• EXERCISE DETAILS: The records below are to be repeated in full, exactly as they are.

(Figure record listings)
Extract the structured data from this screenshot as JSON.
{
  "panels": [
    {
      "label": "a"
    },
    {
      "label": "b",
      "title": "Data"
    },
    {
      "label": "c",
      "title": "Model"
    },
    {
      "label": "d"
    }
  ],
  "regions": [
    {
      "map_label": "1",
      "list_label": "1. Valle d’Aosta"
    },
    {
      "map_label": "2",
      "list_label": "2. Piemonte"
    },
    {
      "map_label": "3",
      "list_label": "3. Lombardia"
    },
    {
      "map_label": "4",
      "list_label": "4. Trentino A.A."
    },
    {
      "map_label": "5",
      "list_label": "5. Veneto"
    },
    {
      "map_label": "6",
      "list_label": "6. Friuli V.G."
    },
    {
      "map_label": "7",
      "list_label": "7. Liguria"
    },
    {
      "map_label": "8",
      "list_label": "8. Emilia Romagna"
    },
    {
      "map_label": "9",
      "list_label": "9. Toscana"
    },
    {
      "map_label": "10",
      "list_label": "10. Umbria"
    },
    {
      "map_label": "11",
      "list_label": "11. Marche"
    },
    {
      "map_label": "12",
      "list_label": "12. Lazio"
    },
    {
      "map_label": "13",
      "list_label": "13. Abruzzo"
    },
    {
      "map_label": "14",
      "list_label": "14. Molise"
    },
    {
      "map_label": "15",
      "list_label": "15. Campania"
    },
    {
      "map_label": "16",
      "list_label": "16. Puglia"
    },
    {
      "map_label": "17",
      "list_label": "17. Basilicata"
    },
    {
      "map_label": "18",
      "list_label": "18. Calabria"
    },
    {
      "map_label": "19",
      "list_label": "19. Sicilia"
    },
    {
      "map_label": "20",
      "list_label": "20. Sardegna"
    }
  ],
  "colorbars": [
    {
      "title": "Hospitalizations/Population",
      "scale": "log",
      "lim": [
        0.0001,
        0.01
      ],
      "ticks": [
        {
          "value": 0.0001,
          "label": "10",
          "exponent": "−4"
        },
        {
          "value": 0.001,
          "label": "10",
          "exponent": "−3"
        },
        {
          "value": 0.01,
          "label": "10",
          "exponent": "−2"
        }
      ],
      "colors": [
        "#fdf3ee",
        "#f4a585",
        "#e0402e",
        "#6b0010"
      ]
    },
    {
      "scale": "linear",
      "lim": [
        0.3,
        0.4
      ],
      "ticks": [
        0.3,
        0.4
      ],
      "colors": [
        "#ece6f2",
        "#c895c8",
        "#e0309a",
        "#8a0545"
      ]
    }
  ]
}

• RESPONSE TO THIS TASK:
Extract the structured data from this screenshot as JSON.
{
  "panels": [
    {
      "label": "a"
    },
    {
      "label": "b",
      "title": "Data"
    },
    {
      "label": "c",
      "title": "Model"
    },
    {
      "label": "d"
    }
  ],
  "regions": [
    {
      "map_label": "1",
      "list_label": "1. Valle d’Aosta"
    },
    {
      "map_label": "2",
      "list_label": "2. Piemonte"
    },
    {
      "map_label": "3",
      "list_label": "3. Lombardia"
    },
    {
      "map_label": "4",
      "list_label": "4. Trentino A.A."
    },
    {
      "map_label": "5",
      "list_label": "5. Veneto"
    },
    {
      "map_label": "6",
      "list_label": "6. Friuli V.G."
    },
    {
      "map_label": "7",
      "list_label": "7. Liguria"
    },
    {
      "map_label": "8",
      "list_label": "8. Emilia Romagna"
    },
    {
      "map_label": "9",
      "list_label": "9. Toscana"
    },
    {
      "map_label": "10",
      "list_label": "10. Umbria"
    },
    {
      "map_label": "11",
      "list_label": "11. Marche"
    },
    {
      "map_label": "12",
      "list_label": "12. Lazio"
    },
    {
      "map_label": "13",
      "list_label": "13. Abruzzo"
    },
    {
      "map_label": "14",
      "list_label": "14. Molise"
    },
    {
      "map_label": "15",
      "list_label": "15. Campania"
    },
    {
      "map_label": "16",
      "list_label": "16. Puglia"
    },
    {
      "map_label": "17",
      "list_label": "17. Basilicata"
    },
    {
      "map_label": "18",
      "list_label": "18. Calabria"
    },
    {
      "map_label": "19",
      "list_label": "19. Sicilia"
    },
    {
      "map_label": "20",
      "list_label": "20. Sardegna"
    }
  ],
  "colorbars": [
    {
      "title": "Hospitalizations/Population",
      "scale": "log",
      "lim": [
        0.0001,
        0.01
      ],
      "ticks": [
        {
          "value": 0.0001,
          "label": "10",
          "exponent": "−4"
        },
        {
          "value": 0.001,
          "label": "10",
          "exponent": "−3"
        },
        {
          "value": 0.01,
          "label": "10",
          "exponent": "−2"
        }
      ],
      "colors": [
        "#fdf3ee",
        "#f4a585",
        "#e0402e",
        "#6b0010"
      ]
    },
    {
      "scale": "linear",
      "lim": [
        0.3,
        0.4
      ],
      "ticks": [
        0.3,
        0.4
      ],
      "colors": [
        "#ece6f2",
        "#c895c8",
        "#e0309a",
        "#8a0545"
      ]
    }
  ]
}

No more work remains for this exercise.